TASK STATEMENT
Transcribe the whole listing without a single picture.

** start ENTRIES PROVIDED **

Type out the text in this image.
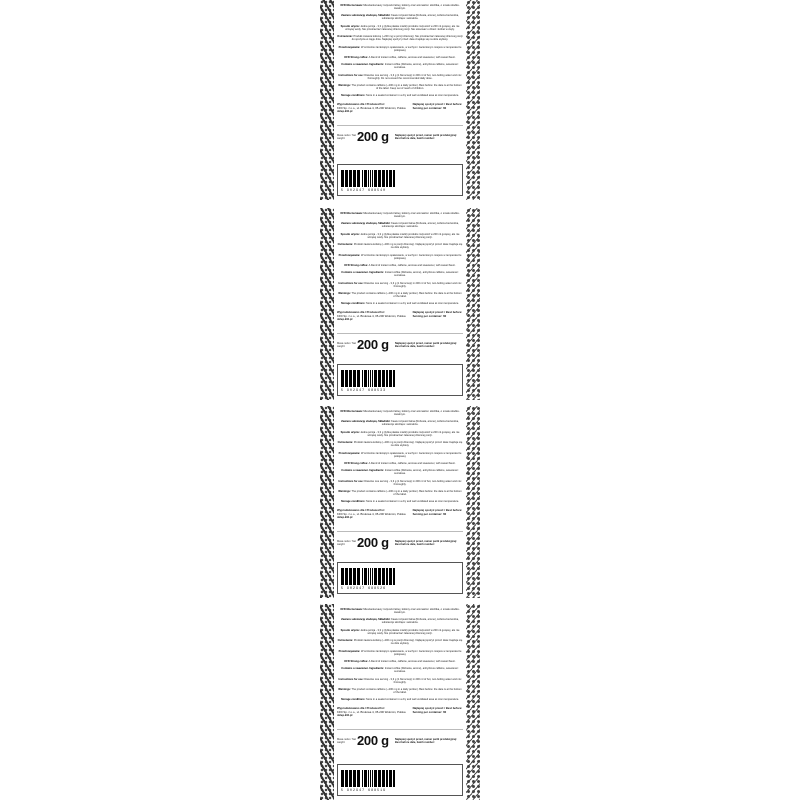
KFD Mocna kawa: Mieszanka kawy rozpuszczalnej, kofeiny oraz aromatów i słodzika, o smaku słodko-kwaśnym.

Zawiera substancję słodzącą. Składniki: Kawa rozpuszczalna (Robusta, arome), kofeina bezwodna, substancje słodzące: sukraloza.

Sposób użycia: Jedna porcja - 3,3 g (łyżka płaska miarki) produktu rozpuścić w 200 ml gorącej, ale nie wrzącej wody. Nie przekraczać zalecanej dziennej porcji. Nie stosować u dzieci i kobiet w ciąży.

Ostrzeżenie: Produkt zawiera kofeinę (~200 mg w porcji dziennej). Nie przekraczać zalecanej dziennej porcji do spożycia w ciągu dnia. Najlepiej spożyć przed: data znajduje się na dole etykiety.

Przechowywanie: W szczelnie zamkniętym opakowaniu, w suchym i zacienionym miejscu w temperaturze pokojowej.

KFD Strong coffee: A blend of instant coffee, caffeine, aromas and sweetener, with sweet flavor.

Contains a sweetener. Ingredients: Instant coffee (Robusta, arome), anhydrous caffeine, sweetener: sucralose.

Instructions for use: Dissolve one serving - 3,3 g (1 flat scoop) in 200 ml of hot, non-boiling water and mix thoroughly. Do not exceed the recommended daily dose.

Warnings: The product contains caffeine (~200 mg in a daily portion). Best before: the date is at the bottom of the label. Keep out of reach of children.

Storage conditions: Store in a sealed container in a dry and well ventilated area at room temperature.

Wyprodukowano dla / Produced for:
KFD Sp. z o.o., ul. Brukowa 4, 05-200 Wołomin, Polska
sklep.kfd.pl
Najlepiej spożyć przed: / Best before:
Serving per container: 60
Masa netto / Net weight: 200 g	Najlepiej spożyć przed, numer partii produkcyjnej: Best before date, batch number:
5 902947 688540

KFD Mocna kawa: Mieszanka kawy rozpuszczalnej, kofeiny oraz aromatów i słodzika, o smaku słodko-kwaśnym.

Zawiera substancję słodzącą. Składniki: Kawa rozpuszczalna (Robusta, arome), kofeina bezwodna, substancje słodzące: sukraloza.

Sposób użycia: Jedna porcja - 3,3 g (łyżka płaska miarki) produktu rozpuścić w 200 ml gorącej, ale nie wrzącej wody. Nie przekraczać zalecanej dziennej porcji.

Ostrzeżenie: Produkt zawiera kofeinę (~200 mg w porcji dziennej). Najlepiej spożyć przed: data znajduje się na dole etykiety.

Przechowywanie: W szczelnie zamkniętym opakowaniu, w suchym i zacienionym miejscu w temperaturze pokojowej.

KFD Strong coffee: A blend of instant coffee, caffeine, aromas and sweetener, with sweet flavor.

Contains a sweetener. Ingredients: Instant coffee (Robusta, arome), anhydrous caffeine, sweetener: sucralose.

Instructions for use: Dissolve one serving - 3,3 g (1 flat scoop) in 200 ml of hot, non-boiling water and mix thoroughly.

Warnings: The product contains caffeine (~200 mg in a daily portion). Best before: the date is at the bottom of the label.

Storage conditions: Store in a sealed container in a dry and well ventilated area at room temperature.

Wyprodukowano dla / Produced for:
KFD Sp. z o.o., ul. Brukowa 4, 05-200 Wołomin, Polska
sklep.kfd.pl
Najlepiej spożyć przed: / Best before:
Serving per container: 60
Masa netto / Net weight: 200 g	Najlepiej spożyć przed, numer partii produkcyjnej: Best before date, batch number:
5 902947 688533

KFD Mocna kawa: Mieszanka kawy rozpuszczalnej, kofeiny oraz aromatów i słodzika, o smaku słodko-kwaśnym.

Zawiera substancję słodzącą. Składniki: Kawa rozpuszczalna (Robusta, arome), kofeina bezwodna, substancje słodzące: sukraloza.

Sposób użycia: Jedna porcja - 3,3 g (łyżka płaska miarki) produktu rozpuścić w 200 ml gorącej, ale nie wrzącej wody. Nie przekraczać zalecanej dziennej porcji.

Ostrzeżenie: Produkt zawiera kofeinę (~200 mg w porcji dziennej). Najlepiej spożyć przed: data znajduje się na dole etykiety.

Przechowywanie: W szczelnie zamkniętym opakowaniu, w suchym i zacienionym miejscu w temperaturze pokojowej.

KFD Strong coffee: A blend of instant coffee, caffeine, aromas and sweetener, with sweet flavor.

Contains a sweetener. Ingredients: Instant coffee (Robusta, arome), anhydrous caffeine, sweetener: sucralose.

Instructions for use: Dissolve one serving - 3,3 g (1 flat scoop) in 200 ml of hot, non-boiling water and mix thoroughly.

Warnings: The product contains caffeine (~200 mg in a daily portion). Best before: the date is at the bottom of the label.

Storage conditions: Store in a sealed container in a dry and well ventilated area at room temperature.

Wyprodukowano dla / Produced for:
KFD Sp. z o.o., ul. Brukowa 4, 05-200 Wołomin, Polska
sklep.kfd.pl
Najlepiej spożyć przed: / Best before:
Serving per container: 60
Masa netto / Net weight: 200 g	Najlepiej spożyć przed, numer partii produkcyjnej: Best before date, batch number:
5 902947 688526

KFD Mocna kawa: Mieszanka kawy rozpuszczalnej, kofeiny oraz aromatów i słodzika, o smaku słodko-kwaśnym.

Zawiera substancję słodzącą. Składniki: Kawa rozpuszczalna (Robusta, arome), kofeina bezwodna, substancje słodzące: sukraloza.

Sposób użycia: Jedna porcja - 3,3 g (łyżka płaska miarki) produktu rozpuścić w 200 ml gorącej, ale nie wrzącej wody. Nie przekraczać zalecanej dziennej porcji.

Ostrzeżenie: Produkt zawiera kofeinę (~200 mg w porcji dziennej). Najlepiej spożyć przed: data znajduje się na dole etykiety.

Przechowywanie: W szczelnie zamkniętym opakowaniu, w suchym i zacienionym miejscu w temperaturze pokojowej.

KFD Strong coffee: A blend of instant coffee, caffeine, aromas and sweetener, with sweet flavor.

Contains a sweetener. Ingredients: Instant coffee (Robusta, arome), anhydrous caffeine, sweetener: sucralose.

Instructions for use: Dissolve one serving - 3,3 g (1 flat scoop) in 200 ml of hot, non-boiling water and mix thoroughly.

Warnings: The product contains caffeine (~200 mg in a daily portion). Best before: the date is at the bottom of the label.

Storage conditions: Store in a sealed container in a dry and well ventilated area at room temperature.

Wyprodukowano dla / Produced for:
KFD Sp. z o.o., ul. Brukowa 4, 05-200 Wołomin, Polska
sklep.kfd.pl
Najlepiej spożyć przed: / Best before:
Serving per container: 60
Masa netto / Net weight: 200 g	Najlepiej spożyć przed, numer partii produkcyjnej: Best before date, batch number:
5 902947 688519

** end ENTRIES PROVIDED **

SOLVED PROBLEM
Type out the text in this image.
KFD Mocna kawa: Mieszanka kawy rozpuszczalnej, kofeiny oraz aromatów i słodzika, o smaku słodko-kwaśnym.

Zawiera substancję słodzącą. Składniki: Kawa rozpuszczalna (Robusta, arome), kofeina bezwodna, substancje słodzące: sukraloza.

Sposób użycia: Jedna porcja - 3,3 g (łyżka płaska miarki) produktu rozpuścić w 200 ml gorącej, ale nie wrzącej wody. Nie przekraczać zalecanej dziennej porcji. Nie stosować u dzieci i kobiet w ciąży.

Ostrzeżenie: Produkt zawiera kofeinę (~200 mg w porcji dziennej). Nie przekraczać zalecanej dziennej porcji do spożycia w ciągu dnia. Najlepiej spożyć przed: data znajduje się na dole etykiety.

Przechowywanie: W szczelnie zamkniętym opakowaniu, w suchym i zacienionym miejscu w temperaturze pokojowej.

KFD Strong coffee: A blend of instant coffee, caffeine, aromas and sweetener, with sweet flavor.

Contains a sweetener. Ingredients: Instant coffee (Robusta, arome), anhydrous caffeine, sweetener: sucralose.

Instructions for use: Dissolve one serving - 3,3 g (1 flat scoop) in 200 ml of hot, non-boiling water and mix thoroughly. Do not exceed the recommended daily dose.

Warnings: The product contains caffeine (~200 mg in a daily portion). Best before: the date is at the bottom of the label. Keep out of reach of children.

Storage conditions: Store in a sealed container in a dry and well ventilated area at room temperature.

Wyprodukowano dla / Produced for:
KFD Sp. z o.o., ul. Brukowa 4, 05-200 Wołomin, Polska
sklep.kfd.pl
Najlepiej spożyć przed: / Best before:
Serving per container: 60
Masa netto / Net weight: 200 g	Najlepiej spożyć przed, numer partii produkcyjnej: Best before date, batch number:
5 902947 688540

KFD Mocna kawa: Mieszanka kawy rozpuszczalnej, kofeiny oraz aromatów i słodzika, o smaku słodko-kwaśnym.

Zawiera substancję słodzącą. Składniki: Kawa rozpuszczalna (Robusta, arome), kofeina bezwodna, substancje słodzące: sukraloza.

Sposób użycia: Jedna porcja - 3,3 g (łyżka płaska miarki) produktu rozpuścić w 200 ml gorącej, ale nie wrzącej wody. Nie przekraczać zalecanej dziennej porcji.

Ostrzeżenie: Produkt zawiera kofeinę (~200 mg w porcji dziennej). Najlepiej spożyć przed: data znajduje się na dole etykiety.

Przechowywanie: W szczelnie zamkniętym opakowaniu, w suchym i zacienionym miejscu w temperaturze pokojowej.

KFD Strong coffee: A blend of instant coffee, caffeine, aromas and sweetener, with sweet flavor.

Contains a sweetener. Ingredients: Instant coffee (Robusta, arome), anhydrous caffeine, sweetener: sucralose.

Instructions for use: Dissolve one serving - 3,3 g (1 flat scoop) in 200 ml of hot, non-boiling water and mix thoroughly.

Warnings: The product contains caffeine (~200 mg in a daily portion). Best before: the date is at the bottom of the label.

Storage conditions: Store in a sealed container in a dry and well ventilated area at room temperature.

Wyprodukowano dla / Produced for:
KFD Sp. z o.o., ul. Brukowa 4, 05-200 Wołomin, Polska
sklep.kfd.pl
Najlepiej spożyć przed: / Best before:
Serving per container: 60
Masa netto / Net weight: 200 g	Najlepiej spożyć przed, numer partii produkcyjnej: Best before date, batch number:
5 902947 688533

KFD Mocna kawa: Mieszanka kawy rozpuszczalnej, kofeiny oraz aromatów i słodzika, o smaku słodko-kwaśnym.

Zawiera substancję słodzącą. Składniki: Kawa rozpuszczalna (Robusta, arome), kofeina bezwodna, substancje słodzące: sukraloza.

Sposób użycia: Jedna porcja - 3,3 g (łyżka płaska miarki) produktu rozpuścić w 200 ml gorącej, ale nie wrzącej wody. Nie przekraczać zalecanej dziennej porcji.

Ostrzeżenie: Produkt zawiera kofeinę (~200 mg w porcji dziennej). Najlepiej spożyć przed: data znajduje się na dole etykiety.

Przechowywanie: W szczelnie zamkniętym opakowaniu, w suchym i zacienionym miejscu w temperaturze pokojowej.

KFD Strong coffee: A blend of instant coffee, caffeine, aromas and sweetener, with sweet flavor.

Contains a sweetener. Ingredients: Instant coffee (Robusta, arome), anhydrous caffeine, sweetener: sucralose.

Instructions for use: Dissolve one serving - 3,3 g (1 flat scoop) in 200 ml of hot, non-boiling water and mix thoroughly.

Warnings: The product contains caffeine (~200 mg in a daily portion). Best before: the date is at the bottom of the label.

Storage conditions: Store in a sealed container in a dry and well ventilated area at room temperature.

Wyprodukowano dla / Produced for:
KFD Sp. z o.o., ul. Brukowa 4, 05-200 Wołomin, Polska
sklep.kfd.pl
Najlepiej spożyć przed: / Best before:
Serving per container: 60
Masa netto / Net weight: 200 g	Najlepiej spożyć przed, numer partii produkcyjnej: Best before date, batch number:
5 902947 688526

KFD Mocna kawa: Mieszanka kawy rozpuszczalnej, kofeiny oraz aromatów i słodzika, o smaku słodko-kwaśnym.

Zawiera substancję słodzącą. Składniki: Kawa rozpuszczalna (Robusta, arome), kofeina bezwodna, substancje słodzące: sukraloza.

Sposób użycia: Jedna porcja - 3,3 g (łyżka płaska miarki) produktu rozpuścić w 200 ml gorącej, ale nie wrzącej wody. Nie przekraczać zalecanej dziennej porcji.

Ostrzeżenie: Produkt zawiera kofeinę (~200 mg w porcji dziennej). Najlepiej spożyć przed: data znajduje się na dole etykiety.

Przechowywanie: W szczelnie zamkniętym opakowaniu, w suchym i zacienionym miejscu w temperaturze pokojowej.

KFD Strong coffee: A blend of instant coffee, caffeine, aromas and sweetener, with sweet flavor.

Contains a sweetener. Ingredients: Instant coffee (Robusta, arome), anhydrous caffeine, sweetener: sucralose.

Instructions for use: Dissolve one serving - 3,3 g (1 flat scoop) in 200 ml of hot, non-boiling water and mix thoroughly.

Warnings: The product contains caffeine (~200 mg in a daily portion). Best before: the date is at the bottom of the label.

Storage conditions: Store in a sealed container in a dry and well ventilated area at room temperature.

Wyprodukowano dla / Produced for:
KFD Sp. z o.o., ul. Brukowa 4, 05-200 Wołomin, Polska
sklep.kfd.pl
Najlepiej spożyć przed: / Best before:
Serving per container: 60
Masa netto / Net weight: 200 g	Najlepiej spożyć przed, numer partii produkcyjnej: Best before date, batch number:
5 902947 688519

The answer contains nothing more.